#### [THE REQUEST]
Reproduce the whole listing, character for character.
'''
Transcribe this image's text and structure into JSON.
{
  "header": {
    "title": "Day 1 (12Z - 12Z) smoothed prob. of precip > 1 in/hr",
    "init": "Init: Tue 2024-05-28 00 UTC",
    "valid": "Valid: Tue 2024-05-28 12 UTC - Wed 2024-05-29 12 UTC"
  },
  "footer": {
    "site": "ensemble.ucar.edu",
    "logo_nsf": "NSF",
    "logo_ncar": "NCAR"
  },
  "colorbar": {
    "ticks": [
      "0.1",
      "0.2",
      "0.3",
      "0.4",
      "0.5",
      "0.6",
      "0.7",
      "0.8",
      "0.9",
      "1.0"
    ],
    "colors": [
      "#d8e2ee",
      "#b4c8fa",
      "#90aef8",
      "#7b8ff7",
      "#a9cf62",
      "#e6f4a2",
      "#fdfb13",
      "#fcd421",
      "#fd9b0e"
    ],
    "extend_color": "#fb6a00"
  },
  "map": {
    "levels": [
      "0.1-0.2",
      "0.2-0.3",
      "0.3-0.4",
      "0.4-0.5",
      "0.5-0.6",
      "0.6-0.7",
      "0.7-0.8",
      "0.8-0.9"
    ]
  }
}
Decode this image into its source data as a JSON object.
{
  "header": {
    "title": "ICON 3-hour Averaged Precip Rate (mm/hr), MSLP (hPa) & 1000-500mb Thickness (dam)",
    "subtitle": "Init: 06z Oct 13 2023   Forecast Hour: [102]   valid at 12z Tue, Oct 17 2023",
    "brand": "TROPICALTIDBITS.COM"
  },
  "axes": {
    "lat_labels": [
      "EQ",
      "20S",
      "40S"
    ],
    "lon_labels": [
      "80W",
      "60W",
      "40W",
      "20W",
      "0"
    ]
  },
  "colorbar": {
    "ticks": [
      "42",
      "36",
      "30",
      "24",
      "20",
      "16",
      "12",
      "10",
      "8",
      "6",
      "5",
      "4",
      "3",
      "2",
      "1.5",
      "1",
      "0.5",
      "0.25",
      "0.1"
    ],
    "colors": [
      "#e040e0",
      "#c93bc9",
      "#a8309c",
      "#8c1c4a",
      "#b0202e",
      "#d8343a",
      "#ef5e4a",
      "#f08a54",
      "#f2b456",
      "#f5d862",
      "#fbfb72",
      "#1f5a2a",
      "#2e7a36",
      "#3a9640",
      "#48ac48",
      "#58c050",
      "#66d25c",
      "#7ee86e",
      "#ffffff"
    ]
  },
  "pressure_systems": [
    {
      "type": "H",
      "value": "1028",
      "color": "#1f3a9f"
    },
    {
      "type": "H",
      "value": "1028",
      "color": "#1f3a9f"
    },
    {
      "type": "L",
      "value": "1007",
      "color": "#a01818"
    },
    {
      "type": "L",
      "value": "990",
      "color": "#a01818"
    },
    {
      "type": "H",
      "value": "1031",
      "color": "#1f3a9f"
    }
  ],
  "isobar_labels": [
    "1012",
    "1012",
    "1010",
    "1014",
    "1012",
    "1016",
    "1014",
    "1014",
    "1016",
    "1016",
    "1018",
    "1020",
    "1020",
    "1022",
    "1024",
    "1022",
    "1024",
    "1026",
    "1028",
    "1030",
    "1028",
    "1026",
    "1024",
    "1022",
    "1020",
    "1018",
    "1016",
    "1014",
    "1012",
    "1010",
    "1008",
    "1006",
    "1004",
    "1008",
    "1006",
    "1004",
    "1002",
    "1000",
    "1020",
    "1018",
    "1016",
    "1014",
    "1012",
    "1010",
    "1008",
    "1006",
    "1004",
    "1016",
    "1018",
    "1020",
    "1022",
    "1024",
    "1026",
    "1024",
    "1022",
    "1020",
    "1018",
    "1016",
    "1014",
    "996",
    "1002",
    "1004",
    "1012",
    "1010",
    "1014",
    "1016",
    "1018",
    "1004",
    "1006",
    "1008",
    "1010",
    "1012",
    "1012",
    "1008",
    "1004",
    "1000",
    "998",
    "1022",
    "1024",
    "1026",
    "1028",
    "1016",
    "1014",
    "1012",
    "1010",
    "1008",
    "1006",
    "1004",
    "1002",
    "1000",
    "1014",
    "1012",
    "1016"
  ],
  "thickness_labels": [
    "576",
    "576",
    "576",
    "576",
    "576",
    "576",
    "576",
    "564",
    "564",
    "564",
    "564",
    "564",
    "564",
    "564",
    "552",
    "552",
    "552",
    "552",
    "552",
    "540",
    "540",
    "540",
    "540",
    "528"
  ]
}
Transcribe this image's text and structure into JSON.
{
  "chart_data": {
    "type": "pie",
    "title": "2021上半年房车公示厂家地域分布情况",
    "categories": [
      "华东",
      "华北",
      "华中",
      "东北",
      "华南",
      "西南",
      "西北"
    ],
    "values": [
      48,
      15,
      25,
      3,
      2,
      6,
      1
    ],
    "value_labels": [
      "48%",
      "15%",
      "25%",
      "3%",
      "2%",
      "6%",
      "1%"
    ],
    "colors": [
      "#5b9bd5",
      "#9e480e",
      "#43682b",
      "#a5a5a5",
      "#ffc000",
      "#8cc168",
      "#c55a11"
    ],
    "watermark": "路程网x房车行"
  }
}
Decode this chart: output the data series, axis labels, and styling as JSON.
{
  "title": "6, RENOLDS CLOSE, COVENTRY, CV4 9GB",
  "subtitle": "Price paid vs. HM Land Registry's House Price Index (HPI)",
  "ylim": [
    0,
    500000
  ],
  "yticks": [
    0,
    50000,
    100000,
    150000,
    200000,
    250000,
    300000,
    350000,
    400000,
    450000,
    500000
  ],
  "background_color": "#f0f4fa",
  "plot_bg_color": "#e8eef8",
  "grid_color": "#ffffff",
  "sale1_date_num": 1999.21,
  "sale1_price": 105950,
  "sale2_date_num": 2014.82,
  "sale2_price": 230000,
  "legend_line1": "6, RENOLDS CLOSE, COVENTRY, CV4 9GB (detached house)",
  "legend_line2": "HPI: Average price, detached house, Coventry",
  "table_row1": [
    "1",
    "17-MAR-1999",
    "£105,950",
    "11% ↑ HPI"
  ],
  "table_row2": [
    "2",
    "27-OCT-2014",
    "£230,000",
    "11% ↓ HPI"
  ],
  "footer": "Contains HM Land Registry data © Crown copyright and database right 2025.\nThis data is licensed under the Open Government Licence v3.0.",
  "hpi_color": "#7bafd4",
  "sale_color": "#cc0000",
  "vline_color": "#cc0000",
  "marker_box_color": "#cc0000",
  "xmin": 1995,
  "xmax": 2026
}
'''
#### [EXERCISE RESULT]
Transcribe this image's text and structure into JSON.
{
  "header": {
    "title": "Day 1 (12Z - 12Z) smoothed prob. of precip > 1 in/hr",
    "init": "Init: Tue 2024-05-28 00 UTC",
    "valid": "Valid: Tue 2024-05-28 12 UTC - Wed 2024-05-29 12 UTC"
  },
  "footer": {
    "site": "ensemble.ucar.edu",
    "logo_nsf": "NSF",
    "logo_ncar": "NCAR"
  },
  "colorbar": {
    "ticks": [
      "0.1",
      "0.2",
      "0.3",
      "0.4",
      "0.5",
      "0.6",
      "0.7",
      "0.8",
      "0.9",
      "1.0"
    ],
    "colors": [
      "#d8e2ee",
      "#b4c8fa",
      "#90aef8",
      "#7b8ff7",
      "#a9cf62",
      "#e6f4a2",
      "#fdfb13",
      "#fcd421",
      "#fd9b0e"
    ],
    "extend_color": "#fb6a00"
  },
  "map": {
    "levels": [
      "0.1-0.2",
      "0.2-0.3",
      "0.3-0.4",
      "0.4-0.5",
      "0.5-0.6",
      "0.6-0.7",
      "0.7-0.8",
      "0.8-0.9"
    ]
  }
}
Decode this image into its source data as a JSON object.
{
  "header": {
    "title": "ICON 3-hour Averaged Precip Rate (mm/hr), MSLP (hPa) & 1000-500mb Thickness (dam)",
    "subtitle": "Init: 06z Oct 13 2023   Forecast Hour: [102]   valid at 12z Tue, Oct 17 2023",
    "brand": "TROPICALTIDBITS.COM"
  },
  "axes": {
    "lat_labels": [
      "EQ",
      "20S",
      "40S"
    ],
    "lon_labels": [
      "80W",
      "60W",
      "40W",
      "20W",
      "0"
    ]
  },
  "colorbar": {
    "ticks": [
      "42",
      "36",
      "30",
      "24",
      "20",
      "16",
      "12",
      "10",
      "8",
      "6",
      "5",
      "4",
      "3",
      "2",
      "1.5",
      "1",
      "0.5",
      "0.25",
      "0.1"
    ],
    "colors": [
      "#e040e0",
      "#c93bc9",
      "#a8309c",
      "#8c1c4a",
      "#b0202e",
      "#d8343a",
      "#ef5e4a",
      "#f08a54",
      "#f2b456",
      "#f5d862",
      "#fbfb72",
      "#1f5a2a",
      "#2e7a36",
      "#3a9640",
      "#48ac48",
      "#58c050",
      "#66d25c",
      "#7ee86e",
      "#ffffff"
    ]
  },
  "pressure_systems": [
    {
      "type": "H",
      "value": "1028",
      "color": "#1f3a9f"
    },
    {
      "type": "H",
      "value": "1028",
      "color": "#1f3a9f"
    },
    {
      "type": "L",
      "value": "1007",
      "color": "#a01818"
    },
    {
      "type": "L",
      "value": "990",
      "color": "#a01818"
    },
    {
      "type": "H",
      "value": "1031",
      "color": "#1f3a9f"
    }
  ],
  "isobar_labels": [
    "1012",
    "1012",
    "1010",
    "1014",
    "1012",
    "1016",
    "1014",
    "1014",
    "1016",
    "1016",
    "1018",
    "1020",
    "1020",
    "1022",
    "1024",
    "1022",
    "1024",
    "1026",
    "1028",
    "1030",
    "1028",
    "1026",
    "1024",
    "1022",
    "1020",
    "1018",
    "1016",
    "1014",
    "1012",
    "1010",
    "1008",
    "1006",
    "1004",
    "1008",
    "1006",
    "1004",
    "1002",
    "1000",
    "1020",
    "1018",
    "1016",
    "1014",
    "1012",
    "1010",
    "1008",
    "1006",
    "1004",
    "1016",
    "1018",
    "1020",
    "1022",
    "1024",
    "1026",
    "1024",
    "1022",
    "1020",
    "1018",
    "1016",
    "1014",
    "996",
    "1002",
    "1004",
    "1012",
    "1010",
    "1014",
    "1016",
    "1018",
    "1004",
    "1006",
    "1008",
    "1010",
    "1012",
    "1012",
    "1008",
    "1004",
    "1000",
    "998",
    "1022",
    "1024",
    "1026",
    "1028",
    "1016",
    "1014",
    "1012",
    "1010",
    "1008",
    "1006",
    "1004",
    "1002",
    "1000",
    "1014",
    "1012",
    "1016"
  ],
  "thickness_labels": [
    "576",
    "576",
    "576",
    "576",
    "576",
    "576",
    "576",
    "564",
    "564",
    "564",
    "564",
    "564",
    "564",
    "564",
    "552",
    "552",
    "552",
    "552",
    "552",
    "540",
    "540",
    "540",
    "540",
    "528"
  ]
}
Transcribe this image's text and structure into JSON.
{
  "chart_data": {
    "type": "pie",
    "title": "2021上半年房车公示厂家地域分布情况",
    "categories": [
      "华东",
      "华北",
      "华中",
      "东北",
      "华南",
      "西南",
      "西北"
    ],
    "values": [
      48,
      15,
      25,
      3,
      2,
      6,
      1
    ],
    "value_labels": [
      "48%",
      "15%",
      "25%",
      "3%",
      "2%",
      "6%",
      "1%"
    ],
    "colors": [
      "#5b9bd5",
      "#9e480e",
      "#43682b",
      "#a5a5a5",
      "#ffc000",
      "#8cc168",
      "#c55a11"
    ],
    "watermark": "路程网x房车行"
  }
}
Decode this chart: output the data series, axis labels, and styling as JSON.
{
  "title": "6, RENOLDS CLOSE, COVENTRY, CV4 9GB",
  "subtitle": "Price paid vs. HM Land Registry's House Price Index (HPI)",
  "ylim": [
    0,
    500000
  ],
  "yticks": [
    0,
    50000,
    100000,
    150000,
    200000,
    250000,
    300000,
    350000,
    400000,
    450000,
    500000
  ],
  "background_color": "#f0f4fa",
  "plot_bg_color": "#e8eef8",
  "grid_color": "#ffffff",
  "sale1_date_num": 1999.21,
  "sale1_price": 105950,
  "sale2_date_num": 2014.82,
  "sale2_price": 230000,
  "legend_line1": "6, RENOLDS CLOSE, COVENTRY, CV4 9GB (detached house)",
  "legend_line2": "HPI: Average price, detached house, Coventry",
  "table_row1": [
    "1",
    "17-MAR-1999",
    "£105,950",
    "11% ↑ HPI"
  ],
  "table_row2": [
    "2",
    "27-OCT-2014",
    "£230,000",
    "11% ↓ HPI"
  ],
  "footer": "Contains HM Land Registry data © Crown copyright and database right 2025.\nThis data is licensed under the Open Government Licence v3.0.",
  "hpi_color": "#7bafd4",
  "sale_color": "#cc0000",
  "vline_color": "#cc0000",
  "marker_box_color": "#cc0000",
  "xmin": 1995,
  "xmax": 2026
}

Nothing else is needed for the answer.